-- START OF Supplied records --
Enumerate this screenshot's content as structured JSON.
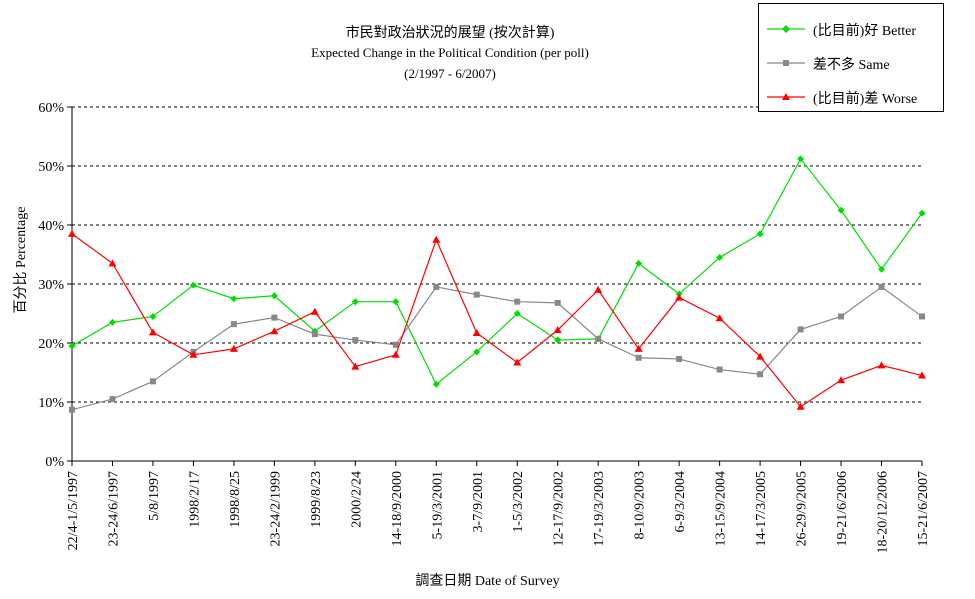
{
  "chart_data": {
    "type": "line",
    "title": "市民對政治狀況的展望 (按次計算)",
    "subtitle": "Expected Change in the Political Condition  (per poll)",
    "period": "(2/1997 - 6/2007)",
    "xlabel": "調查日期 Date of Survey",
    "ylabel": "百分比 Percentage",
    "ylim": [
      0,
      60
    ],
    "yticks": [
      "0%",
      "10%",
      "20%",
      "30%",
      "40%",
      "50%",
      "60%"
    ],
    "grid": "horizontal dashed",
    "legend_position": "top-right",
    "categories": [
      "22/4-1/5/1997",
      "23-24/6/1997",
      "5/8/1997",
      "1998/2/17",
      "1998/8/25",
      "23-24/2/1999",
      "1999/8/23",
      "2000/2/24",
      "14-18/9/2000",
      "5-19/3/2001",
      "3-7/9/2001",
      "1-5/3/2002",
      "12-17/9/2002",
      "17-19/3/2003",
      "8-10/9/2003",
      "6-9/3/2004",
      "13-15/9/2004",
      "14-17/3/2005",
      "26-29/9/2005",
      "19-21/6/2006",
      "18-20/12/2006",
      "15-21/6/2007"
    ],
    "series": [
      {
        "name": "(比目前)好 Better",
        "color": "#00dd00",
        "marker": "diamond",
        "values": [
          19.5,
          23.5,
          24.5,
          29.8,
          27.5,
          28,
          22,
          27,
          27,
          13,
          18.5,
          25,
          20.5,
          20.7,
          33.5,
          28.3,
          34.5,
          38.5,
          51.2,
          42.5,
          32.5,
          42
        ]
      },
      {
        "name": "差不多 Same",
        "color": "#888888",
        "marker": "square",
        "values": [
          8.7,
          10.5,
          13.5,
          18.5,
          23.2,
          24.3,
          21.5,
          20.5,
          19.7,
          29.5,
          28.2,
          27,
          26.8,
          20.7,
          17.5,
          17.3,
          15.5,
          14.7,
          22.3,
          24.5,
          29.5,
          24.5
        ]
      },
      {
        "name": "(比目前)差 Worse",
        "color": "#ff0000",
        "marker": "triangle",
        "values": [
          38.5,
          33.5,
          21.8,
          18,
          19,
          22,
          25.3,
          16,
          18,
          37.5,
          21.7,
          16.7,
          22.2,
          29,
          19,
          27.7,
          24.2,
          17.7,
          9.2,
          13.7,
          16.2,
          14.5
        ]
      }
    ]
  }
}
-- END OF Supplied records --
Work instructions
From the entries above, output every line exactly and omit any image.

Exercise result
Enumerate this screenshot's content as structured JSON.
{
  "chart_data": {
    "type": "line",
    "title": "市民對政治狀況的展望 (按次計算)",
    "subtitle": "Expected Change in the Political Condition  (per poll)",
    "period": "(2/1997 - 6/2007)",
    "xlabel": "調查日期 Date of Survey",
    "ylabel": "百分比 Percentage",
    "ylim": [
      0,
      60
    ],
    "yticks": [
      "0%",
      "10%",
      "20%",
      "30%",
      "40%",
      "50%",
      "60%"
    ],
    "grid": "horizontal dashed",
    "legend_position": "top-right",
    "categories": [
      "22/4-1/5/1997",
      "23-24/6/1997",
      "5/8/1997",
      "1998/2/17",
      "1998/8/25",
      "23-24/2/1999",
      "1999/8/23",
      "2000/2/24",
      "14-18/9/2000",
      "5-19/3/2001",
      "3-7/9/2001",
      "1-5/3/2002",
      "12-17/9/2002",
      "17-19/3/2003",
      "8-10/9/2003",
      "6-9/3/2004",
      "13-15/9/2004",
      "14-17/3/2005",
      "26-29/9/2005",
      "19-21/6/2006",
      "18-20/12/2006",
      "15-21/6/2007"
    ],
    "series": [
      {
        "name": "(比目前)好 Better",
        "color": "#00dd00",
        "marker": "diamond",
        "values": [
          19.5,
          23.5,
          24.5,
          29.8,
          27.5,
          28,
          22,
          27,
          27,
          13,
          18.5,
          25,
          20.5,
          20.7,
          33.5,
          28.3,
          34.5,
          38.5,
          51.2,
          42.5,
          32.5,
          42
        ]
      },
      {
        "name": "差不多 Same",
        "color": "#888888",
        "marker": "square",
        "values": [
          8.7,
          10.5,
          13.5,
          18.5,
          23.2,
          24.3,
          21.5,
          20.5,
          19.7,
          29.5,
          28.2,
          27,
          26.8,
          20.7,
          17.5,
          17.3,
          15.5,
          14.7,
          22.3,
          24.5,
          29.5,
          24.5
        ]
      },
      {
        "name": "(比目前)差 Worse",
        "color": "#ff0000",
        "marker": "triangle",
        "values": [
          38.5,
          33.5,
          21.8,
          18,
          19,
          22,
          25.3,
          16,
          18,
          37.5,
          21.7,
          16.7,
          22.2,
          29,
          19,
          27.7,
          24.2,
          17.7,
          9.2,
          13.7,
          16.2,
          14.5
        ]
      }
    ]
  }
}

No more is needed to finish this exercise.